## start DATA TO PROCESS
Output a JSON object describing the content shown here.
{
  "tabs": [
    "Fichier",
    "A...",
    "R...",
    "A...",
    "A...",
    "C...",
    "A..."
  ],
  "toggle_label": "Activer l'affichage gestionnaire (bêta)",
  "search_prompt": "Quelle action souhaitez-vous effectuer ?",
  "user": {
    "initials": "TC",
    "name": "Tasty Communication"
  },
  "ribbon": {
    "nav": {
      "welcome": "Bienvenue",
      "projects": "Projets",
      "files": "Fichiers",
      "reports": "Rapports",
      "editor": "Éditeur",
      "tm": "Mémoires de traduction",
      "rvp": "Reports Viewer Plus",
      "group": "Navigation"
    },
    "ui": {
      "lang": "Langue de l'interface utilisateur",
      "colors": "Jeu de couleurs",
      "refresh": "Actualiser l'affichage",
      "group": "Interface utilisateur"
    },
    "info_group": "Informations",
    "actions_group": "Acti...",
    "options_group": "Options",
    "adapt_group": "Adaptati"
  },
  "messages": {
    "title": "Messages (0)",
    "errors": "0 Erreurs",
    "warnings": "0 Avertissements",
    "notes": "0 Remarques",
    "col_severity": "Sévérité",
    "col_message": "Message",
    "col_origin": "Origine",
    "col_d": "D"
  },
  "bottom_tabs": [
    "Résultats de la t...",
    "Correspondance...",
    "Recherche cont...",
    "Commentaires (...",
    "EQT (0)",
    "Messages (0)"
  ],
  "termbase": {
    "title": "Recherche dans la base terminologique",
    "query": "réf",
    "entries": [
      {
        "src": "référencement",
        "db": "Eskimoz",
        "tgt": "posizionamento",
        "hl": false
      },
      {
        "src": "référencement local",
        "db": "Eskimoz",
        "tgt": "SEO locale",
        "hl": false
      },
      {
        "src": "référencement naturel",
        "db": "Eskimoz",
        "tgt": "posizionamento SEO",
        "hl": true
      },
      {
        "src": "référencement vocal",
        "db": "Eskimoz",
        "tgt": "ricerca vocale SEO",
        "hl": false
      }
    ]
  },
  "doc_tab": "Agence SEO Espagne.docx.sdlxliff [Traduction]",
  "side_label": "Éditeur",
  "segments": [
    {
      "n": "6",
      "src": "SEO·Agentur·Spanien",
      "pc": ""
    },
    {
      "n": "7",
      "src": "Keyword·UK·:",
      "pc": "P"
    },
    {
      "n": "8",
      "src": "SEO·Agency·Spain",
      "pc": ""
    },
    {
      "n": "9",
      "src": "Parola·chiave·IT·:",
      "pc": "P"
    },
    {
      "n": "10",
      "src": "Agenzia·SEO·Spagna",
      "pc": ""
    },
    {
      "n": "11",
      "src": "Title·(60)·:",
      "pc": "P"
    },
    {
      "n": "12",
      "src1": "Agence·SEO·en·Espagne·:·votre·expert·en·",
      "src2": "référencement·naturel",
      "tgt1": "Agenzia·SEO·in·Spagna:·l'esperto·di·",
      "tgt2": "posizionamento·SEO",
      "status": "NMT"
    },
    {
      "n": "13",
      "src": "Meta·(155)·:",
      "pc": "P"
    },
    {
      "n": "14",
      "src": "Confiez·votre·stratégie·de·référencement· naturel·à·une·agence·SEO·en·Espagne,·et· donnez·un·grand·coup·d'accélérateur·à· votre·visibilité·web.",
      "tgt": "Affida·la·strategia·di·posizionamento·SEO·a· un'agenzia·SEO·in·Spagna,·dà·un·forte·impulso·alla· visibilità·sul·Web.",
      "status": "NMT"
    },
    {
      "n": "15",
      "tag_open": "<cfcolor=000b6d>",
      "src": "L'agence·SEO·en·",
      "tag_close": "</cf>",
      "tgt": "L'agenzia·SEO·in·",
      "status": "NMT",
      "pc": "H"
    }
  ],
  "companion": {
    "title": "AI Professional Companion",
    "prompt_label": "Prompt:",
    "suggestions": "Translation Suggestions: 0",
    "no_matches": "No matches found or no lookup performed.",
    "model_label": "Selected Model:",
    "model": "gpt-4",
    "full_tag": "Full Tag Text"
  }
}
## end DATA TO PROCESS
WHAT IS NEEDED: Extract each entry in full and write it down exactly.

SOLUTION TO THE PROBLEM:
Output a JSON object describing the content shown here.
{
  "tabs": [
    "Fichier",
    "A...",
    "R...",
    "A...",
    "A...",
    "C...",
    "A..."
  ],
  "toggle_label": "Activer l'affichage gestionnaire (bêta)",
  "search_prompt": "Quelle action souhaitez-vous effectuer ?",
  "user": {
    "initials": "TC",
    "name": "Tasty Communication"
  },
  "ribbon": {
    "nav": {
      "welcome": "Bienvenue",
      "projects": "Projets",
      "files": "Fichiers",
      "reports": "Rapports",
      "editor": "Éditeur",
      "tm": "Mémoires de traduction",
      "rvp": "Reports Viewer Plus",
      "group": "Navigation"
    },
    "ui": {
      "lang": "Langue de l'interface utilisateur",
      "colors": "Jeu de couleurs",
      "refresh": "Actualiser l'affichage",
      "group": "Interface utilisateur"
    },
    "info_group": "Informations",
    "actions_group": "Acti...",
    "options_group": "Options",
    "adapt_group": "Adaptati"
  },
  "messages": {
    "title": "Messages (0)",
    "errors": "0 Erreurs",
    "warnings": "0 Avertissements",
    "notes": "0 Remarques",
    "col_severity": "Sévérité",
    "col_message": "Message",
    "col_origin": "Origine",
    "col_d": "D"
  },
  "bottom_tabs": [
    "Résultats de la t...",
    "Correspondance...",
    "Recherche cont...",
    "Commentaires (...",
    "EQT (0)",
    "Messages (0)"
  ],
  "termbase": {
    "title": "Recherche dans la base terminologique",
    "query": "réf",
    "entries": [
      {
        "src": "référencement",
        "db": "Eskimoz",
        "tgt": "posizionamento",
        "hl": false
      },
      {
        "src": "référencement local",
        "db": "Eskimoz",
        "tgt": "SEO locale",
        "hl": false
      },
      {
        "src": "référencement naturel",
        "db": "Eskimoz",
        "tgt": "posizionamento SEO",
        "hl": true
      },
      {
        "src": "référencement vocal",
        "db": "Eskimoz",
        "tgt": "ricerca vocale SEO",
        "hl": false
      }
    ]
  },
  "doc_tab": "Agence SEO Espagne.docx.sdlxliff [Traduction]",
  "side_label": "Éditeur",
  "segments": [
    {
      "n": "6",
      "src": "SEO·Agentur·Spanien",
      "pc": ""
    },
    {
      "n": "7",
      "src": "Keyword·UK·:",
      "pc": "P"
    },
    {
      "n": "8",
      "src": "SEO·Agency·Spain",
      "pc": ""
    },
    {
      "n": "9",
      "src": "Parola·chiave·IT·:",
      "pc": "P"
    },
    {
      "n": "10",
      "src": "Agenzia·SEO·Spagna",
      "pc": ""
    },
    {
      "n": "11",
      "src": "Title·(60)·:",
      "pc": "P"
    },
    {
      "n": "12",
      "src1": "Agence·SEO·en·Espagne·:·votre·expert·en·",
      "src2": "référencement·naturel",
      "tgt1": "Agenzia·SEO·in·Spagna:·l'esperto·di·",
      "tgt2": "posizionamento·SEO",
      "status": "NMT"
    },
    {
      "n": "13",
      "src": "Meta·(155)·:",
      "pc": "P"
    },
    {
      "n": "14",
      "src": "Confiez·votre·stratégie·de·référencement· naturel·à·une·agence·SEO·en·Espagne,·et· donnez·un·grand·coup·d'accélérateur·à· votre·visibilité·web.",
      "tgt": "Affida·la·strategia·di·posizionamento·SEO·a· un'agenzia·SEO·in·Spagna,·dà·un·forte·impulso·alla· visibilità·sul·Web.",
      "status": "NMT"
    },
    {
      "n": "15",
      "tag_open": "<cfcolor=000b6d>",
      "src": "L'agence·SEO·en·",
      "tag_close": "</cf>",
      "tgt": "L'agenzia·SEO·in·",
      "status": "NMT",
      "pc": "H"
    }
  ],
  "companion": {
    "title": "AI Professional Companion",
    "prompt_label": "Prompt:",
    "suggestions": "Translation Suggestions: 0",
    "no_matches": "No matches found or no lookup performed.",
    "model_label": "Selected Model:",
    "model": "gpt-4",
    "full_tag": "Full Tag Text"
  }
}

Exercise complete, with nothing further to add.